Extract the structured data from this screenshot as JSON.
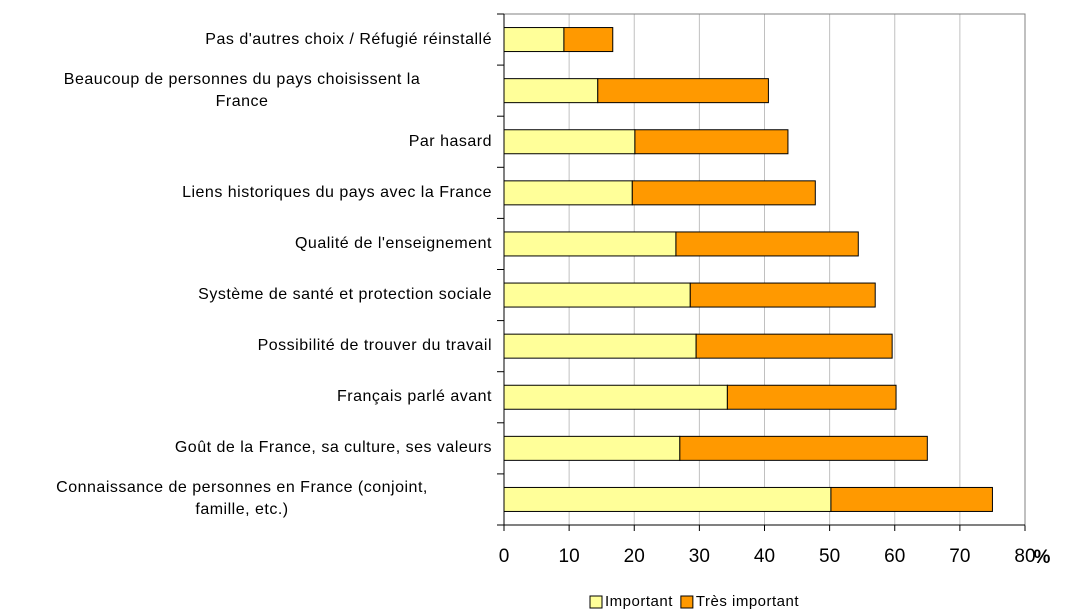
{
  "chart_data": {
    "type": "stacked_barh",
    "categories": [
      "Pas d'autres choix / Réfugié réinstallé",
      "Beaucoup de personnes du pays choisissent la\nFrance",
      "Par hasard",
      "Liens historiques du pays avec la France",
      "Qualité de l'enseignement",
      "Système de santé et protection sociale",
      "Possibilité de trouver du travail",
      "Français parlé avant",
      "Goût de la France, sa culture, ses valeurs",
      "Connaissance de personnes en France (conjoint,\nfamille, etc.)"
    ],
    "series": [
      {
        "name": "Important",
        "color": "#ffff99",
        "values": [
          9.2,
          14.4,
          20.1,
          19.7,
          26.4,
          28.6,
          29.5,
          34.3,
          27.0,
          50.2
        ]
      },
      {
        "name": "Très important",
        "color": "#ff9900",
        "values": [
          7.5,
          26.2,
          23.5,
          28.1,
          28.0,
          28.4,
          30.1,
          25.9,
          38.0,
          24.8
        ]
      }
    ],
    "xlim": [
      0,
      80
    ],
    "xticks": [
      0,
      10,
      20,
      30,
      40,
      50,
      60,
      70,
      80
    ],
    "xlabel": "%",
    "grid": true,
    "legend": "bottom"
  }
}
———
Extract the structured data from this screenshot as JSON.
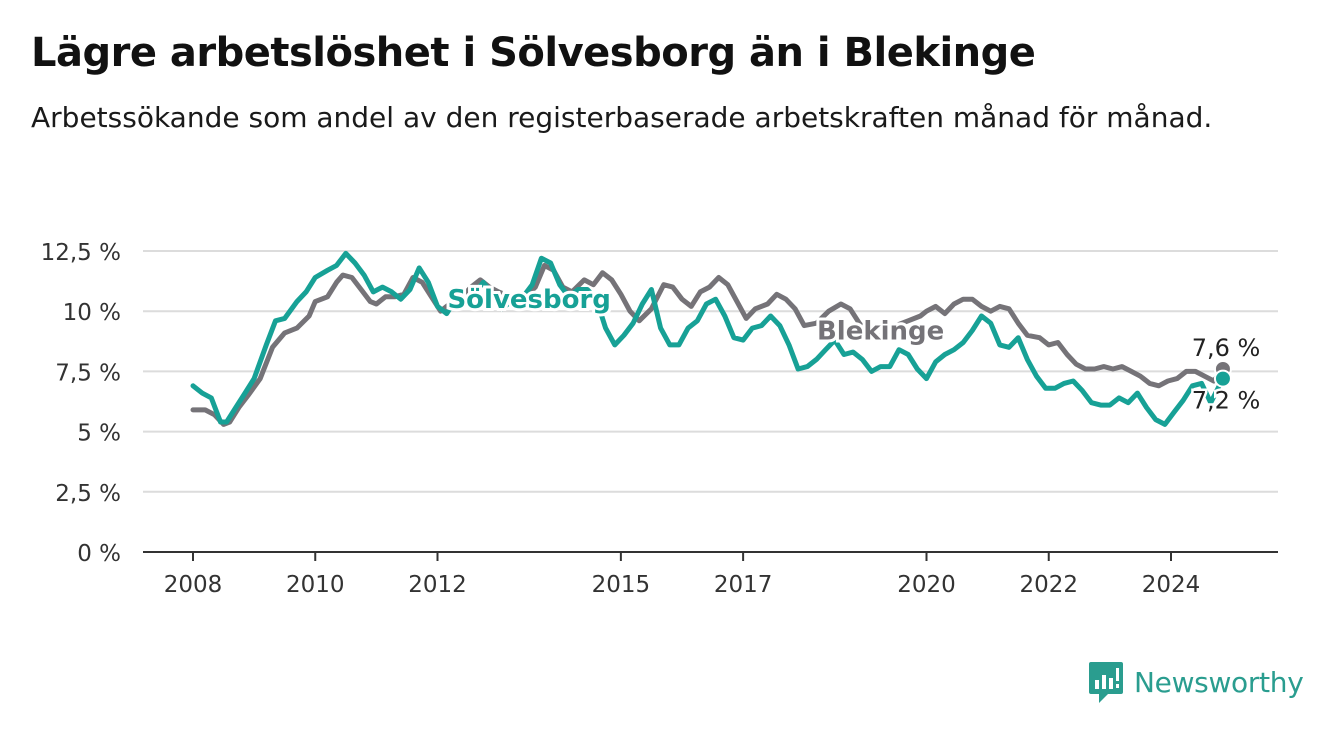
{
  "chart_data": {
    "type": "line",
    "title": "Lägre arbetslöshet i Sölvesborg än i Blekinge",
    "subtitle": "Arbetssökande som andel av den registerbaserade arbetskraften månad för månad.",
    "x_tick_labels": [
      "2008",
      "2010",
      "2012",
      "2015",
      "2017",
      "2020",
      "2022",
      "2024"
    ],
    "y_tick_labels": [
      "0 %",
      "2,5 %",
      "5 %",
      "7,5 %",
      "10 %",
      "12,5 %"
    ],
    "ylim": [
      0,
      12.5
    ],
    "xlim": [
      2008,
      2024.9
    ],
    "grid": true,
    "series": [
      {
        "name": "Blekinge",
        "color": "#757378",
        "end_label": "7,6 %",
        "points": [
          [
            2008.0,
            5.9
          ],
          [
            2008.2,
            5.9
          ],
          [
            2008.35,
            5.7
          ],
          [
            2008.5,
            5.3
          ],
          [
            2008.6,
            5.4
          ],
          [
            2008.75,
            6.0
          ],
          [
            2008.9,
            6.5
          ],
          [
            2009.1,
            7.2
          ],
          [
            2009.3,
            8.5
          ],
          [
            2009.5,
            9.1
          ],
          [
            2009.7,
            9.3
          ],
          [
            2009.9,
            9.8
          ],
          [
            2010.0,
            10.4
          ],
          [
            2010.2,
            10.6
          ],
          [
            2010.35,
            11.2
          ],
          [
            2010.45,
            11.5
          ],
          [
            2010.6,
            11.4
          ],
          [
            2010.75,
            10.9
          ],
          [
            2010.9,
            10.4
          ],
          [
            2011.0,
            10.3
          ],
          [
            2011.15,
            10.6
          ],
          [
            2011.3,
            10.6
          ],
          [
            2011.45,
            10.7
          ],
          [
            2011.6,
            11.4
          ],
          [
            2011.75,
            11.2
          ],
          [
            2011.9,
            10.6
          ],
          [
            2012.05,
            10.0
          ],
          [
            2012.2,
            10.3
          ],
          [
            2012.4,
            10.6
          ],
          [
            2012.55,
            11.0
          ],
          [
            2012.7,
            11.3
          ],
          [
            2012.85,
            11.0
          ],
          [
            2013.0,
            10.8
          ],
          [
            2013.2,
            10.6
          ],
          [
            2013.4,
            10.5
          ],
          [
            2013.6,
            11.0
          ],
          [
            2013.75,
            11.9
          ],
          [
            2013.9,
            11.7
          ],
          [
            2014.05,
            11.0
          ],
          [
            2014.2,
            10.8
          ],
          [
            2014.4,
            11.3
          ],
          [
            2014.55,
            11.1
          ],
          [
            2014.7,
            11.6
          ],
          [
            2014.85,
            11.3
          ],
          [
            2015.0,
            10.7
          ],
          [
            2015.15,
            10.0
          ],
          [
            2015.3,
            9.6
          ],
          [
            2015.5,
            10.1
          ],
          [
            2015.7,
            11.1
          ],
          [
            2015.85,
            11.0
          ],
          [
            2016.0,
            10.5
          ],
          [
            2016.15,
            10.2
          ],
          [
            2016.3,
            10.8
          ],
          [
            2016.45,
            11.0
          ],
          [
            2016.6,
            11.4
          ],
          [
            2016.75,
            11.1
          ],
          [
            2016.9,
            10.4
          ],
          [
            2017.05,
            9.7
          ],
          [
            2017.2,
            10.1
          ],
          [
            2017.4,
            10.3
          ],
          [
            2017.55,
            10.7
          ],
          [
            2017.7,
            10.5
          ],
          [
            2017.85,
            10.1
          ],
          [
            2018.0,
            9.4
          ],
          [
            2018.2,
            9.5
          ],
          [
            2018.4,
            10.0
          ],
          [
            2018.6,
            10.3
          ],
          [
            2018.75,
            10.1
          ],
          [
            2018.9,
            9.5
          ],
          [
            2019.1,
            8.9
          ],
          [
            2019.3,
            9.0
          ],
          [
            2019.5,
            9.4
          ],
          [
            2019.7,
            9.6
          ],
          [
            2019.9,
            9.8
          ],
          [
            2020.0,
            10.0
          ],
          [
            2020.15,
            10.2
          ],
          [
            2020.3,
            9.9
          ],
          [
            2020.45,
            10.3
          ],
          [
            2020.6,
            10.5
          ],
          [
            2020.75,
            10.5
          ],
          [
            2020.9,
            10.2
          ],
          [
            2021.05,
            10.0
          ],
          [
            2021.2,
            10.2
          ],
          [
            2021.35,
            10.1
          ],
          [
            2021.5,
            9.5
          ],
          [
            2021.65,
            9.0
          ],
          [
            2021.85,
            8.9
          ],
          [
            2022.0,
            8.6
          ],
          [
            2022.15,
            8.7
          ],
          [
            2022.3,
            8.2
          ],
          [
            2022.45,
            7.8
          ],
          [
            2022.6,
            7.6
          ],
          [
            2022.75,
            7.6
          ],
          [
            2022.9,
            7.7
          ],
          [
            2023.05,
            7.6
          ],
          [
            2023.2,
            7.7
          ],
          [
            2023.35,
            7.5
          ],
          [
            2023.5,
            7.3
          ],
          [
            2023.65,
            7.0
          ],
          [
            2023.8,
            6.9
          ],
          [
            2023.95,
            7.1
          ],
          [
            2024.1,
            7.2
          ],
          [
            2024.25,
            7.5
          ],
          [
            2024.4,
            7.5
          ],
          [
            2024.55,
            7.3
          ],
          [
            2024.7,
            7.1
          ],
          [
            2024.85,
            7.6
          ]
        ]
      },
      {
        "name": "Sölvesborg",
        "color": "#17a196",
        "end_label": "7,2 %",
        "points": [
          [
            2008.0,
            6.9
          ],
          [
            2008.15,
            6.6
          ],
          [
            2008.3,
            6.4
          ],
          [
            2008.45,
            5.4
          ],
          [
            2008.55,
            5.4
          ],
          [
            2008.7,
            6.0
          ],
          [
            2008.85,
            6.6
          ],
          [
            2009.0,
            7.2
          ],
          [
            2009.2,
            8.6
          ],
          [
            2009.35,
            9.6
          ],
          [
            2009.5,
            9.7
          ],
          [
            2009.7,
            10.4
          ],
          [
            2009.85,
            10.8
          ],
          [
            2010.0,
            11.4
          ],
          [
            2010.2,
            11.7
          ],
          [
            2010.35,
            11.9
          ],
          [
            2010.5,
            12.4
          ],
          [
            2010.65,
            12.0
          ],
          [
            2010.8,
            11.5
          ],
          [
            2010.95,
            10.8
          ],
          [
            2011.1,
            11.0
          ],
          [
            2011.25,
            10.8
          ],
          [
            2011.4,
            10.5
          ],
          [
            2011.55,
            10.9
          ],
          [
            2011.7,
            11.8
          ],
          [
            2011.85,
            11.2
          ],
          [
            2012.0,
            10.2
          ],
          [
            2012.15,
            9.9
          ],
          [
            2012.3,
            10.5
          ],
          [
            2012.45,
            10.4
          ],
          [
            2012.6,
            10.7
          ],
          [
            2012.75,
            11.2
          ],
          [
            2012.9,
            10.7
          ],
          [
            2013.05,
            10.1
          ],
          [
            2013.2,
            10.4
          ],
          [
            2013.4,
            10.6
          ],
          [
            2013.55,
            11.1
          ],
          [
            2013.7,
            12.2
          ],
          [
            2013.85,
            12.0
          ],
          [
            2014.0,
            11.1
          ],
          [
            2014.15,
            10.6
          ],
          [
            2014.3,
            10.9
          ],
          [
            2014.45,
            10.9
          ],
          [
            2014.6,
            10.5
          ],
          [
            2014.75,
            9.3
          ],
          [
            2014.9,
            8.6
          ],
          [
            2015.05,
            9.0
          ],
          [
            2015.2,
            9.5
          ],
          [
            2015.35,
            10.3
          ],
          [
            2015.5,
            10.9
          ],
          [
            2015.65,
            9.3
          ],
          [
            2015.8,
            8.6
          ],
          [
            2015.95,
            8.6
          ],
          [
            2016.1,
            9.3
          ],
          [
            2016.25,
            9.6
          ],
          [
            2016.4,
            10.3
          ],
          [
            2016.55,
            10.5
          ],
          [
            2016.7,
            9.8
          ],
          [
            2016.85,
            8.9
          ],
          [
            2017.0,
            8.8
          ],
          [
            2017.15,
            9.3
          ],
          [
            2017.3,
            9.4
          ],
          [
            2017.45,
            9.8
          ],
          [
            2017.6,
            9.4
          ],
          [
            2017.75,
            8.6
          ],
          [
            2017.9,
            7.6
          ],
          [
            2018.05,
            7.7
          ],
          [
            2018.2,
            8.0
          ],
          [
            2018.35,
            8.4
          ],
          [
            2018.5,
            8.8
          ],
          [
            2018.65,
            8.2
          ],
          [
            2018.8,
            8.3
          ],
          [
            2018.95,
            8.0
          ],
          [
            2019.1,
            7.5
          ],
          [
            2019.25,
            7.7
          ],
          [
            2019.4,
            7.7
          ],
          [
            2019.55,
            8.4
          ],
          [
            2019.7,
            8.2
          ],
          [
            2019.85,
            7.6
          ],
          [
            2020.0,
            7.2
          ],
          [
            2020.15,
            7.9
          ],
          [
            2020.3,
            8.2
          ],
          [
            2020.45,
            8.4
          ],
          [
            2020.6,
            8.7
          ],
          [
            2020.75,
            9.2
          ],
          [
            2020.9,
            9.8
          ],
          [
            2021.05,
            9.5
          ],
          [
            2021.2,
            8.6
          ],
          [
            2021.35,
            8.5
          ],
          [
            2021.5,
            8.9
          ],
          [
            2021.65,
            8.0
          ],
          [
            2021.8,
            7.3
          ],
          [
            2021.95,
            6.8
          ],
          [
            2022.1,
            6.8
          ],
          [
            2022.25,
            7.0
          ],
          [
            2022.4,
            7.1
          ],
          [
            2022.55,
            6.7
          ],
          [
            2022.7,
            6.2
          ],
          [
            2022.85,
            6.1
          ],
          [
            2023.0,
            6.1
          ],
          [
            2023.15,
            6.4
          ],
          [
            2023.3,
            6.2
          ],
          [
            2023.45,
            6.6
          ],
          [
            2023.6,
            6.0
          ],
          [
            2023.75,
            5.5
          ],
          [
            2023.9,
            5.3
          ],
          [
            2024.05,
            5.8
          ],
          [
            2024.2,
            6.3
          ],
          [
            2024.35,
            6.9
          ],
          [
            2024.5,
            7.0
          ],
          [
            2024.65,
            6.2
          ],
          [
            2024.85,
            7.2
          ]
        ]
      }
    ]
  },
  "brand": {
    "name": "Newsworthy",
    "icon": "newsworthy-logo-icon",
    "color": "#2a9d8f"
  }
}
———
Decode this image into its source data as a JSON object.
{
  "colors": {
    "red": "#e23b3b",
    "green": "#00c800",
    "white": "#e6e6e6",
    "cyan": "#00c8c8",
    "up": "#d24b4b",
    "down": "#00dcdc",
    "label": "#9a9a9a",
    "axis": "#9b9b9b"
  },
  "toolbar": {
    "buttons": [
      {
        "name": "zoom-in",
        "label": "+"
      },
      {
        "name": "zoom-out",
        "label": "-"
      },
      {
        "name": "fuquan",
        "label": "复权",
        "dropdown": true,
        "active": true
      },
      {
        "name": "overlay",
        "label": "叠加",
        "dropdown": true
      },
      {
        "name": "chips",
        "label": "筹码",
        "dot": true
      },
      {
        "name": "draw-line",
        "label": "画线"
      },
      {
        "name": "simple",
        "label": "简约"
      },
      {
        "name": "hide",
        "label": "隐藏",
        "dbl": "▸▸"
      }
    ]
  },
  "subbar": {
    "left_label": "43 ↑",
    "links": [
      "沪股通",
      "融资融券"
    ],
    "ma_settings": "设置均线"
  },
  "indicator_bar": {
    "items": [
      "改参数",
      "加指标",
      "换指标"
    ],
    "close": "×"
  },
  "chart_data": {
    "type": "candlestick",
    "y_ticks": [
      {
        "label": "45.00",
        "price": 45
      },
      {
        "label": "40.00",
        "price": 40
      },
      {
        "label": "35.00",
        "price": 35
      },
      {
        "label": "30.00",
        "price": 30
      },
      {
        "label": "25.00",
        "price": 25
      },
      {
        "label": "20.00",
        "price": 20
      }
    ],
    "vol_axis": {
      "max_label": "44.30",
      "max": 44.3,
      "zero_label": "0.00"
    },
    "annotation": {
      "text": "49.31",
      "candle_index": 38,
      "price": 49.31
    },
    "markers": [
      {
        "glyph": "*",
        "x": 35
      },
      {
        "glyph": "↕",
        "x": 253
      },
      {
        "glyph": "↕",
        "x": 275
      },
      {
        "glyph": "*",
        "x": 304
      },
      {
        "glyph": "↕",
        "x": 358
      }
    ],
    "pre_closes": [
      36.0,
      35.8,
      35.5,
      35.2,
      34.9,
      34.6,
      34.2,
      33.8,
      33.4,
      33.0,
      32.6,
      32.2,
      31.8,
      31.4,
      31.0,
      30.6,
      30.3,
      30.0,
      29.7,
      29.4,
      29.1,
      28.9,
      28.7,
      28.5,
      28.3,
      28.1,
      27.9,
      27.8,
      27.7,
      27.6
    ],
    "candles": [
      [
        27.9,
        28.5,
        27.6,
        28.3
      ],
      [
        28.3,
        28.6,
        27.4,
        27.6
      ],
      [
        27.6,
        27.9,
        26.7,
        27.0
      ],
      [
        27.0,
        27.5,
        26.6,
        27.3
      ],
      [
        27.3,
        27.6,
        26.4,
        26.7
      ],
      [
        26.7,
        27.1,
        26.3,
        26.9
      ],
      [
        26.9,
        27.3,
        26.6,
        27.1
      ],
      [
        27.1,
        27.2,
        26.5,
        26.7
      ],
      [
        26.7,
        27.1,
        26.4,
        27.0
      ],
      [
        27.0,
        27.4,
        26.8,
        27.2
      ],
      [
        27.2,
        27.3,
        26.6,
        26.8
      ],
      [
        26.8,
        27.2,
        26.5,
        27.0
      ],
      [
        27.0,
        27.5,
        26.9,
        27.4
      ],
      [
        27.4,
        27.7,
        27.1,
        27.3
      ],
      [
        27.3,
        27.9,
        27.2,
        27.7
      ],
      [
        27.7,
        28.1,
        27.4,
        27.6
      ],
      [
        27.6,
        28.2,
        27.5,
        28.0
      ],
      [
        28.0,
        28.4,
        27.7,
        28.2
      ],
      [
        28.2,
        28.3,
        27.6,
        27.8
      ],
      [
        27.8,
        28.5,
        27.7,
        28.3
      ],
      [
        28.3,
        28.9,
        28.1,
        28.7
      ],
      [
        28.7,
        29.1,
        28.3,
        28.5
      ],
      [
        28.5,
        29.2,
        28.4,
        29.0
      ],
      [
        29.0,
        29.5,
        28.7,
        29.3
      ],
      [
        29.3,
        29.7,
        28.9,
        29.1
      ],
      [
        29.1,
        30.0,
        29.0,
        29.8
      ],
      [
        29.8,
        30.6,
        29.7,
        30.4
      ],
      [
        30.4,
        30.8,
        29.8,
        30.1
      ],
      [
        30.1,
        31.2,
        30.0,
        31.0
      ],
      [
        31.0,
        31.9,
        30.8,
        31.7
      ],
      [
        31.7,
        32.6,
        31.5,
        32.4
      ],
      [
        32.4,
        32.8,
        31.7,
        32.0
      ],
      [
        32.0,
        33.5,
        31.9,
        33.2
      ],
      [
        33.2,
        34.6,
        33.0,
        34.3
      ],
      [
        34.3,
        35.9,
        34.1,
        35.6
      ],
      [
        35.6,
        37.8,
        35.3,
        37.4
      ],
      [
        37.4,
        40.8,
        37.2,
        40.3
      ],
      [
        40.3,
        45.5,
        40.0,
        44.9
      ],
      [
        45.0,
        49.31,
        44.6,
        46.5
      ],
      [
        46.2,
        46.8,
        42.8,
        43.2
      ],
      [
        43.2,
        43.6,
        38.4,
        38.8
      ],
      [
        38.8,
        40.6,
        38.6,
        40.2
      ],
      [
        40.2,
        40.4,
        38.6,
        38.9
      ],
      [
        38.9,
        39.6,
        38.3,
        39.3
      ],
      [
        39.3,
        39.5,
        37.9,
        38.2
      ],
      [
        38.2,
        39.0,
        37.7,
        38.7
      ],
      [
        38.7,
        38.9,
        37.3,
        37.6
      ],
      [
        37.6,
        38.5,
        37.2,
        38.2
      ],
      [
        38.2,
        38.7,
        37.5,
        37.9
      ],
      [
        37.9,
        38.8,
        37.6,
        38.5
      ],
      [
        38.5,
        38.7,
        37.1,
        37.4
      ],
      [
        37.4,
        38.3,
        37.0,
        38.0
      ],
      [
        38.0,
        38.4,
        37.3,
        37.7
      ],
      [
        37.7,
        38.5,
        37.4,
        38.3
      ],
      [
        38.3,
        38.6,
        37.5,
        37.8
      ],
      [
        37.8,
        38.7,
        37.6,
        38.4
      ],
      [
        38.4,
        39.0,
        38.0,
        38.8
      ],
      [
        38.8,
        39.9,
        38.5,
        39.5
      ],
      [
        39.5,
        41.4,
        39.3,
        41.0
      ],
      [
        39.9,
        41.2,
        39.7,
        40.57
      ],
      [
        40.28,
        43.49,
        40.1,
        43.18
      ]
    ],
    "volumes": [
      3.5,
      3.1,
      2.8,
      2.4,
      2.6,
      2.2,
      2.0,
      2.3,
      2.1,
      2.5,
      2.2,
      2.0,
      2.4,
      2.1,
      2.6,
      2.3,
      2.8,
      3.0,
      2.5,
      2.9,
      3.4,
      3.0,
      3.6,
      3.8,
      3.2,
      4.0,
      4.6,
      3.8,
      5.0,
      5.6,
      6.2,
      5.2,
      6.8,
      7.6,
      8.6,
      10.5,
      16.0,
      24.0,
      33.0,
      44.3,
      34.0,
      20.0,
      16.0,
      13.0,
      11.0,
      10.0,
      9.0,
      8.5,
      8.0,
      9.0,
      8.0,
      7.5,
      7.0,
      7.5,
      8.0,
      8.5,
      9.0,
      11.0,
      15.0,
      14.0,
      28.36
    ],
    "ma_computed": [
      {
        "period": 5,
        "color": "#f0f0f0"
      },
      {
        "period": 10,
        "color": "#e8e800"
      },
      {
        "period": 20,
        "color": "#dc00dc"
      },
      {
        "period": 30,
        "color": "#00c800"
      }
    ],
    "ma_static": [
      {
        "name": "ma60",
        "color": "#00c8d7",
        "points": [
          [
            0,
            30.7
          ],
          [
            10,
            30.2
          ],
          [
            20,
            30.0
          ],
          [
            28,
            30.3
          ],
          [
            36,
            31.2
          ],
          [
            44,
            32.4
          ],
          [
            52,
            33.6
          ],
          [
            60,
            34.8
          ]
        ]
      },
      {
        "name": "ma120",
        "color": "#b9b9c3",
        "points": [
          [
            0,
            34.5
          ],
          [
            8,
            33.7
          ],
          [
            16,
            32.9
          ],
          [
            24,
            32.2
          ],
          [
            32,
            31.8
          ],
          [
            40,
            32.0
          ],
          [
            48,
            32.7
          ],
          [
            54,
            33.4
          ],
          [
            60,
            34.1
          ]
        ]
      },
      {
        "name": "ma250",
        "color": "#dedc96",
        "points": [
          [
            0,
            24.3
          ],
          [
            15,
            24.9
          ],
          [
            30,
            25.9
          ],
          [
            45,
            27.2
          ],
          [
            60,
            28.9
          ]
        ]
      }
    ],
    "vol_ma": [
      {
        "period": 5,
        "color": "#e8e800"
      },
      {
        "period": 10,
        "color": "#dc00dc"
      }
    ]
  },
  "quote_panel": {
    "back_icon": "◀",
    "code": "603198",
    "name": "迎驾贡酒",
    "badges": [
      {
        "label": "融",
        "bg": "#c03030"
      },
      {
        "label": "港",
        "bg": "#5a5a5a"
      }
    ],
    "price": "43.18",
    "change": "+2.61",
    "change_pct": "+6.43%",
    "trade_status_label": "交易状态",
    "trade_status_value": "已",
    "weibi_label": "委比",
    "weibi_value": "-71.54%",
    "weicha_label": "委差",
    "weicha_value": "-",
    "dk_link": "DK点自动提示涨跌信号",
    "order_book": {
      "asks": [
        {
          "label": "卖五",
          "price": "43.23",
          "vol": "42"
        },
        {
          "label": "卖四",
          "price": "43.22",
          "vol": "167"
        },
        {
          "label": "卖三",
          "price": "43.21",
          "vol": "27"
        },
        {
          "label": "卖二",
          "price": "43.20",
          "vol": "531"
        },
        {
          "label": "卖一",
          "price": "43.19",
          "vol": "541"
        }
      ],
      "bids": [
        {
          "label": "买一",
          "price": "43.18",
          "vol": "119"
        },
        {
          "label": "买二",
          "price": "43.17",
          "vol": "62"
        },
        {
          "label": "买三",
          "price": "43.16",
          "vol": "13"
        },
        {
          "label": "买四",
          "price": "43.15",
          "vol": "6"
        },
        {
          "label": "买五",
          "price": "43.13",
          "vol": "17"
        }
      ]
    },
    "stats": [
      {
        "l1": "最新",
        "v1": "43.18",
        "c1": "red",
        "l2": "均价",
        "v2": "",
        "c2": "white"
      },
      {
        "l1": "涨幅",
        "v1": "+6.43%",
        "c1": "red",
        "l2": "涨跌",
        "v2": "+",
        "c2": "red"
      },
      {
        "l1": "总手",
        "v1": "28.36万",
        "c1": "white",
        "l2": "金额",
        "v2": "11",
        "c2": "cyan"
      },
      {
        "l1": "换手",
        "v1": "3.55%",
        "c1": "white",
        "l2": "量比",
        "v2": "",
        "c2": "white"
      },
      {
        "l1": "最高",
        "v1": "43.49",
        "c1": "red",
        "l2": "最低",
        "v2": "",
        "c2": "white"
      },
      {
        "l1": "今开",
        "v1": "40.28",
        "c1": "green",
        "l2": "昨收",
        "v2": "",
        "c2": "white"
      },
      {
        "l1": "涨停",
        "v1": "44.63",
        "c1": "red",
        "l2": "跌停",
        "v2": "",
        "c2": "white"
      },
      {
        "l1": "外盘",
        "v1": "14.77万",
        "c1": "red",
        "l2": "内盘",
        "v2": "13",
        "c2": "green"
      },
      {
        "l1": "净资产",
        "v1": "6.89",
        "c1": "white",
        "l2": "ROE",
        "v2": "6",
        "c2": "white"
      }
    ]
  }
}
———
__AIM__: Identify lines with the string "pays". Copy each one.

__EXERCISE SOLUTION__:
      "Beaucoup de personnes du pays choisissent la\nFrance",
      "Liens historiques du pays avec la France",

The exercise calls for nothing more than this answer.